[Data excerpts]
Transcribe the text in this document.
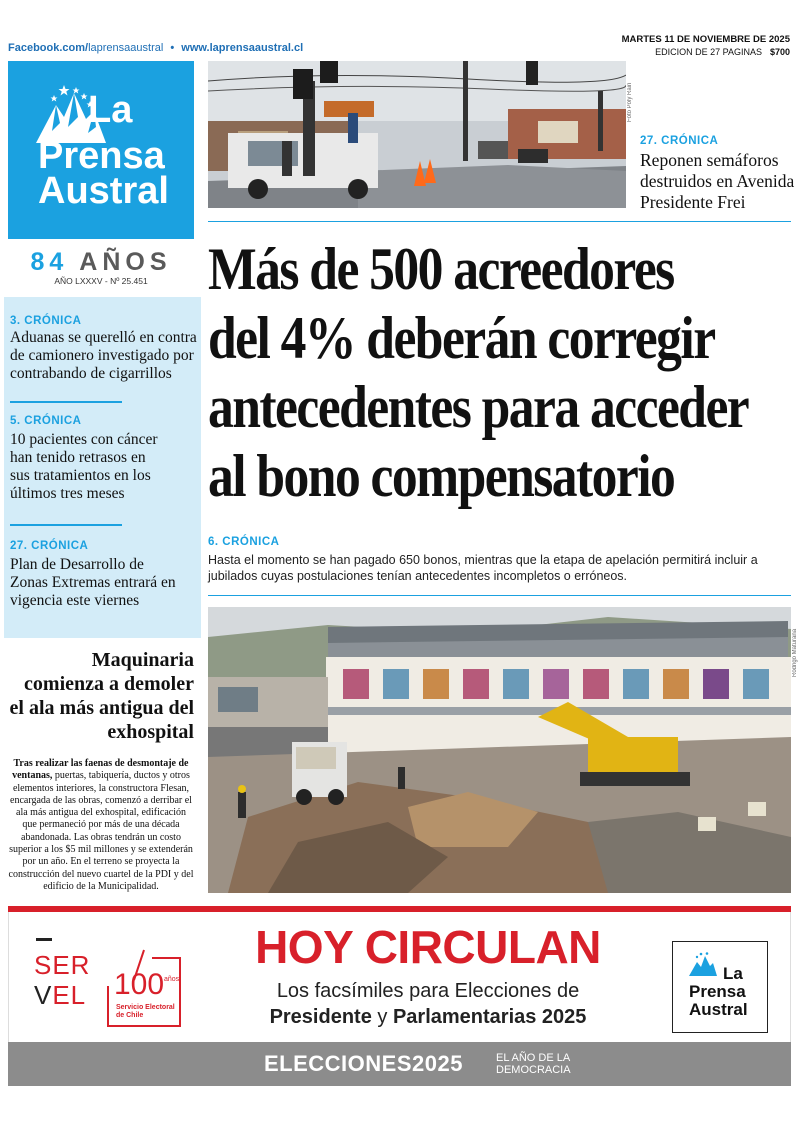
Facebook.com/laprensaaustral • www.laprensaaustral.cl
MARTES 11 DE NOVIEMBRE DE 2025
EDICION DE 27 PAGINAS $700
La
Prensa
Austral
84 AÑOS
AÑO LXXXV - Nº 25.451
3. CRÓNICA
Aduanas se querelló en contra de camionero investigado por contrabando de cigarrillos
5. CRÓNICA
10 pacientes con cáncer han tenido retrasos en sus tratamientos en los últimos tres meses
27. CRÓNICA
Plan de Desarrollo de Zonas Extremas entrará en vigencia este viernes
Foto Poly Rain
27. CRÓNICA
Reponen semáforos destruidos en Avenida Presidente Frei
Más de 500 acreedores
del 4% deberán corregir
antecedentes para acceder
al bono compensatorio
6. CRÓNICA
Hasta el momento se han pagado 650 bonos, mientras que la etapa de apelación permitirá incluir a jubilados cuyas postulaciones tenían antecedentes incompletos o erróneos.
Rodrigo Maturana
Maquinaria comienza a demoler el ala más antigua del exhospital
Tras realizar las faenas de desmontaje de ventanas, puertas, tabiquería, ductos y otros elementos interiores, la constructora Flesan, encargada de las obras, comenzó a derribar el ala más antigua del exhospital, edificación que permaneció por más de una década abandonada. Las obras tendrán un costo superior a los $5 mil millones y se extenderán por un año. En el terreno se proyecta la construcción del nuevo cuartel de la PDI y del edificio de la Municipalidad.
SER
VEL 100 años
Servicio Electoral
de Chile
HOY CIRCULAN
Los facsímiles para Elecciones de
Presidente y Parlamentarias 2025
La
Prensa
Austral
ELECCIONES2025	EL AÑO DE LA
DEMOCRACIA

■ Task
The records above must be transcribed exactly. Pictures are left out of the copy.

■ Exercise answer
Transcribe the text in this document.
Facebook.com/laprensaaustral • www.laprensaaustral.cl
MARTES 11 DE NOVIEMBRE DE 2025
EDICION DE 27 PAGINAS $700
La
Prensa
Austral
84 AÑOS
AÑO LXXXV - Nº 25.451
3. CRÓNICA
Aduanas se querelló en contra de camionero investigado por contrabando de cigarrillos
5. CRÓNICA
10 pacientes con cáncer han tenido retrasos en sus tratamientos en los últimos tres meses
27. CRÓNICA
Plan de Desarrollo de Zonas Extremas entrará en vigencia este viernes
Foto Poly Rain
27. CRÓNICA
Reponen semáforos destruidos en Avenida Presidente Frei
Más de 500 acreedores
del 4% deberán corregir
antecedentes para acceder
al bono compensatorio
6. CRÓNICA
Hasta el momento se han pagado 650 bonos, mientras que la etapa de apelación permitirá incluir a jubilados cuyas postulaciones tenían antecedentes incompletos o erróneos.
Rodrigo Maturana
Maquinaria comienza a demoler el ala más antigua del exhospital
Tras realizar las faenas de desmontaje de ventanas, puertas, tabiquería, ductos y otros elementos interiores, la constructora Flesan, encargada de las obras, comenzó a derribar el ala más antigua del exhospital, edificación que permaneció por más de una década abandonada. Las obras tendrán un costo superior a los $5 mil millones y se extenderán por un año. En el terreno se proyecta la construcción del nuevo cuartel de la PDI y del edificio de la Municipalidad.
SER
VEL 100 años
Servicio Electoral
de Chile
HOY CIRCULAN
Los facsímiles para Elecciones de
Presidente y Parlamentarias 2025
La
Prensa
Austral
ELECCIONES2025	EL AÑO DE LA
DEMOCRACIA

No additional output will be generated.